====== EXERCISE DATA ======
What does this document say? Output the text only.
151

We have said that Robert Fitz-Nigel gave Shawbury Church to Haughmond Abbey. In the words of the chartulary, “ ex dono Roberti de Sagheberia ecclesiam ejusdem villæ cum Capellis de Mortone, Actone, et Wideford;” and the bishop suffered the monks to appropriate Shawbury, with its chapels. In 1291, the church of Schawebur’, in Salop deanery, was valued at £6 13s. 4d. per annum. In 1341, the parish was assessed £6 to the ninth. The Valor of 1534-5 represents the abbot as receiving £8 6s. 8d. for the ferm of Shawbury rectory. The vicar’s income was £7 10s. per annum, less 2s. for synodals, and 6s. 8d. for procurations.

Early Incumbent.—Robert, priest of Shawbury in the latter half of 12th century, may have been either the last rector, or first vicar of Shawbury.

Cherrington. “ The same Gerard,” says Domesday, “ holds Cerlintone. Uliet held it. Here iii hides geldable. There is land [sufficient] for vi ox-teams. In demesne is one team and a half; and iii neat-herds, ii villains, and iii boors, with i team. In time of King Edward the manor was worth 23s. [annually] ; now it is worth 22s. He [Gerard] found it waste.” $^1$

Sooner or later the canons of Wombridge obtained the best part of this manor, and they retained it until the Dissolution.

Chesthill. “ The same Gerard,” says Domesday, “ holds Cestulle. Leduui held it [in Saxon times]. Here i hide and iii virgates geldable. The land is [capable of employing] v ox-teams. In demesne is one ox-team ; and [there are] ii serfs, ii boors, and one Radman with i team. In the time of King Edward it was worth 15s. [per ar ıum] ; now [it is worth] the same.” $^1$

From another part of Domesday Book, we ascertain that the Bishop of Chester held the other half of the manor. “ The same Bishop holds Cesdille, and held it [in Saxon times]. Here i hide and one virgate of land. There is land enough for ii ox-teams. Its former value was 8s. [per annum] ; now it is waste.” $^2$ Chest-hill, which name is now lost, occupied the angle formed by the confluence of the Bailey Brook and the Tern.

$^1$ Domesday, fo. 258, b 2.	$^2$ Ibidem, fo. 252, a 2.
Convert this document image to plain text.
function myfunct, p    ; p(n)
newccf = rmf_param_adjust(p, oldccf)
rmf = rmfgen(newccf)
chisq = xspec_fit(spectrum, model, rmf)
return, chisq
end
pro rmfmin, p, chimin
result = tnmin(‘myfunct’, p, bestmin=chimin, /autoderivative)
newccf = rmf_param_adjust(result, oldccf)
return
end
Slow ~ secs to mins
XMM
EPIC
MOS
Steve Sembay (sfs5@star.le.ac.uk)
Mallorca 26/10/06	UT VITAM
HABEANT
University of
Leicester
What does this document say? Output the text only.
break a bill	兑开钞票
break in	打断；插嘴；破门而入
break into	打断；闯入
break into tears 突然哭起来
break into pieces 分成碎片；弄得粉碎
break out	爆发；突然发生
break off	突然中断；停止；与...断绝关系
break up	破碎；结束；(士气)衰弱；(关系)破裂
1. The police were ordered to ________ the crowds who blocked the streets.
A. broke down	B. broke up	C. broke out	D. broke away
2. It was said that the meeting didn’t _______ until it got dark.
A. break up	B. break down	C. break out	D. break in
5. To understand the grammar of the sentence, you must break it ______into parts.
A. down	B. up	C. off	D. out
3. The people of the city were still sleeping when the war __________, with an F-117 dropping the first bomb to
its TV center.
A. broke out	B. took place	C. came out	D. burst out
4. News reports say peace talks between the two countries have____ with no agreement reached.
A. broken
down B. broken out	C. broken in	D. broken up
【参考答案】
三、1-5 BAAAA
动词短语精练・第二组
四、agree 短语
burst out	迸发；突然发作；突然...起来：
======
TASK TO COMPLETE =>
Show each line in the entries that holds the string "broken".

SOLUTION TO THIS TASK =>
A. broken
down B. broken out	C. broken in	D. broken up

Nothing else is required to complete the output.